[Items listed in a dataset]
= = = = =

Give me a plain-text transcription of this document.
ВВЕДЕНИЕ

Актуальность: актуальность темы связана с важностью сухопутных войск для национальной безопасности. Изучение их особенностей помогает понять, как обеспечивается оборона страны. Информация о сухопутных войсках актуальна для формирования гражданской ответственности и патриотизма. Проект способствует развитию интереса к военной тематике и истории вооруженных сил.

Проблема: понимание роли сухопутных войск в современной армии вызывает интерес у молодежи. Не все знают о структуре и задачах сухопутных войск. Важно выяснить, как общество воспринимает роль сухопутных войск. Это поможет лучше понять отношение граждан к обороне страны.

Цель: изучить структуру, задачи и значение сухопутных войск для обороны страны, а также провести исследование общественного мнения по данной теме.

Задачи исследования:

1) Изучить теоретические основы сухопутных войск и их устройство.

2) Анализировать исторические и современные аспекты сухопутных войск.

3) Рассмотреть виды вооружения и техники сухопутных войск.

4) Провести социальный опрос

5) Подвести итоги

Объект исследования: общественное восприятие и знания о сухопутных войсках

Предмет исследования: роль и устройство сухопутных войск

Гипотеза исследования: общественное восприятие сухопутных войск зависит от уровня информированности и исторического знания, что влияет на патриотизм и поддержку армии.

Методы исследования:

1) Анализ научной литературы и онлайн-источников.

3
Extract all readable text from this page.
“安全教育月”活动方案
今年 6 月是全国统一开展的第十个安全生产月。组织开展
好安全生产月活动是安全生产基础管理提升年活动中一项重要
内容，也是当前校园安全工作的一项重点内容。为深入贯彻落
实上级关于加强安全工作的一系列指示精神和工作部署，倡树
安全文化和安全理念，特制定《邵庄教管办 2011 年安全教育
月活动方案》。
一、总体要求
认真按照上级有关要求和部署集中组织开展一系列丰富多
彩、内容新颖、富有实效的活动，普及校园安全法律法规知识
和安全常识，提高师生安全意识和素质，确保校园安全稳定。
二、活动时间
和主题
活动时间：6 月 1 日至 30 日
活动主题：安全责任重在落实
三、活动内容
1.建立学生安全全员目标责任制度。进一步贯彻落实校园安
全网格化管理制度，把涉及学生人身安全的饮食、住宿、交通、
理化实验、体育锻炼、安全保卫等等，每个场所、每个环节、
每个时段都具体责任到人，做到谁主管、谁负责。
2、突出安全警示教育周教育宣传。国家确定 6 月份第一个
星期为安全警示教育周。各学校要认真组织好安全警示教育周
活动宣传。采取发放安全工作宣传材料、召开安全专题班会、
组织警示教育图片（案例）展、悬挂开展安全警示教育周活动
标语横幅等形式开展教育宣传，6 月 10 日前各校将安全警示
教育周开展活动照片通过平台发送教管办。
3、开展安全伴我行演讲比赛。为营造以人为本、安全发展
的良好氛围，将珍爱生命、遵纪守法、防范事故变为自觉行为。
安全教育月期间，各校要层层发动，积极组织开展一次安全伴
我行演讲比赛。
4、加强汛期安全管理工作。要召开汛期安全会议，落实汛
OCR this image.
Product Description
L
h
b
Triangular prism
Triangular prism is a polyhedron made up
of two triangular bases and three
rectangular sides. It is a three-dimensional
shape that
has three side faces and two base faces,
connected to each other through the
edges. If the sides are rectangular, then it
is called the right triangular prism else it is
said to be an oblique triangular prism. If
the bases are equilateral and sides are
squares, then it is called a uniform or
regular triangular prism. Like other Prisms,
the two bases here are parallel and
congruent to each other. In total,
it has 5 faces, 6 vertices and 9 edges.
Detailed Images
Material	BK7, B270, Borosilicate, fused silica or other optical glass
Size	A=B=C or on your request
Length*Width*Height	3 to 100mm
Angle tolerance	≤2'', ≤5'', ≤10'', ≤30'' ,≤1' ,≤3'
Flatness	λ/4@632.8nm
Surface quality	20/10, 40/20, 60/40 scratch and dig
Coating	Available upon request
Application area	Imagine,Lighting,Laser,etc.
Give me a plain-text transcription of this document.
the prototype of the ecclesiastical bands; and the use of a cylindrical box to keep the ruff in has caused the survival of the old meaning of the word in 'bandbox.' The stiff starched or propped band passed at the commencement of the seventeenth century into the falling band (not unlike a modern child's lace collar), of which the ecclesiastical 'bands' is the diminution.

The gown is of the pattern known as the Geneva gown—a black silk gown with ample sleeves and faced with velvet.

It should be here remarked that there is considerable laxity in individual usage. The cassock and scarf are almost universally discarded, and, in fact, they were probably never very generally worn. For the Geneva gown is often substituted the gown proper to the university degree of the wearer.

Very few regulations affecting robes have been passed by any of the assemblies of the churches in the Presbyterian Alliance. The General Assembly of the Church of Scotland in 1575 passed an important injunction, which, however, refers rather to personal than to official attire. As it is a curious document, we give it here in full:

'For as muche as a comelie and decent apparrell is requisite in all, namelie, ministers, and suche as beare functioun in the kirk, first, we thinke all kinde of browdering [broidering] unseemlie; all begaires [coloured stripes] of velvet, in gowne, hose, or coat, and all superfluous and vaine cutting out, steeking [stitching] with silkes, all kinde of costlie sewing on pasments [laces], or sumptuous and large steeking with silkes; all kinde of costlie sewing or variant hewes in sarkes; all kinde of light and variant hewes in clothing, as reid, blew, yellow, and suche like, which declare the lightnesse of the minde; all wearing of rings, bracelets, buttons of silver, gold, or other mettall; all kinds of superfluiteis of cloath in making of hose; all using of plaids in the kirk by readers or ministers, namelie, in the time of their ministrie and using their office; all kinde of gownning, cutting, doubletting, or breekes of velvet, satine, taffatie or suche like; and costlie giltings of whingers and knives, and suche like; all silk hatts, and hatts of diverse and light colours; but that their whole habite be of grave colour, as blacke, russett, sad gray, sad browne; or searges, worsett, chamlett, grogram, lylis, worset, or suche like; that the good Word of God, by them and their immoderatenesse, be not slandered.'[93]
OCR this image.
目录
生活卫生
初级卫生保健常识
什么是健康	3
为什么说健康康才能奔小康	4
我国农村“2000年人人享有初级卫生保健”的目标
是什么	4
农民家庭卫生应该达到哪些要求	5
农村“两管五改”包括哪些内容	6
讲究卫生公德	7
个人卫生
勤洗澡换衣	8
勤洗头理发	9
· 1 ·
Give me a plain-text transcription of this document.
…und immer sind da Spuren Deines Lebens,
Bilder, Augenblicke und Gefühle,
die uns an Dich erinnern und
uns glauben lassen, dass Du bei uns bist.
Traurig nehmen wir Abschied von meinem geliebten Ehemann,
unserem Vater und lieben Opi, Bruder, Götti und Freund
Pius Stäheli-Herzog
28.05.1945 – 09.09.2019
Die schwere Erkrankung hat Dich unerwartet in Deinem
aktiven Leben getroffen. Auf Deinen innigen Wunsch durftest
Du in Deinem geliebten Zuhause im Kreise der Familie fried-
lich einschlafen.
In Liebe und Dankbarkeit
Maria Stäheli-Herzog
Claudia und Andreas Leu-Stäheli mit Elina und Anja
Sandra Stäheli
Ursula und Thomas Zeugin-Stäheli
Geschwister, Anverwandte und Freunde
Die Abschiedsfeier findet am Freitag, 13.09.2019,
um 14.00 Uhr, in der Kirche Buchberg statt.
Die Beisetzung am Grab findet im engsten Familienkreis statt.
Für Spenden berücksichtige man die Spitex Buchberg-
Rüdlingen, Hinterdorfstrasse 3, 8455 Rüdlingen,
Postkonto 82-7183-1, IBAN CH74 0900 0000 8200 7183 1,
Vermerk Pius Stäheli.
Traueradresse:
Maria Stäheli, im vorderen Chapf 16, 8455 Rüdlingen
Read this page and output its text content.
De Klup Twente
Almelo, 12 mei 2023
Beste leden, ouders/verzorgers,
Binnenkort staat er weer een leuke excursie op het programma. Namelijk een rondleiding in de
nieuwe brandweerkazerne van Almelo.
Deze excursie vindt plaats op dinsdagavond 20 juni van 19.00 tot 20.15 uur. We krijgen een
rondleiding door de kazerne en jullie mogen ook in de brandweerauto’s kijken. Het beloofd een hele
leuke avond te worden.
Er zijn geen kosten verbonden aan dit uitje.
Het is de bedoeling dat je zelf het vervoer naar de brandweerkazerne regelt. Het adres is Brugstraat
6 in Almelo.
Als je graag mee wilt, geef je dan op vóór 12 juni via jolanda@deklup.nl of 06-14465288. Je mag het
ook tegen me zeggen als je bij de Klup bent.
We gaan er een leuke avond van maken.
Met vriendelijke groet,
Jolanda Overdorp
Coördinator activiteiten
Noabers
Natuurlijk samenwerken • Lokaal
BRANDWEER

= = = = =

* **TASK TO COMPLETE**:
The answer should be a single number: the count of lines in the data that include the string "each".

* **THE COMPLETED TASK**:
2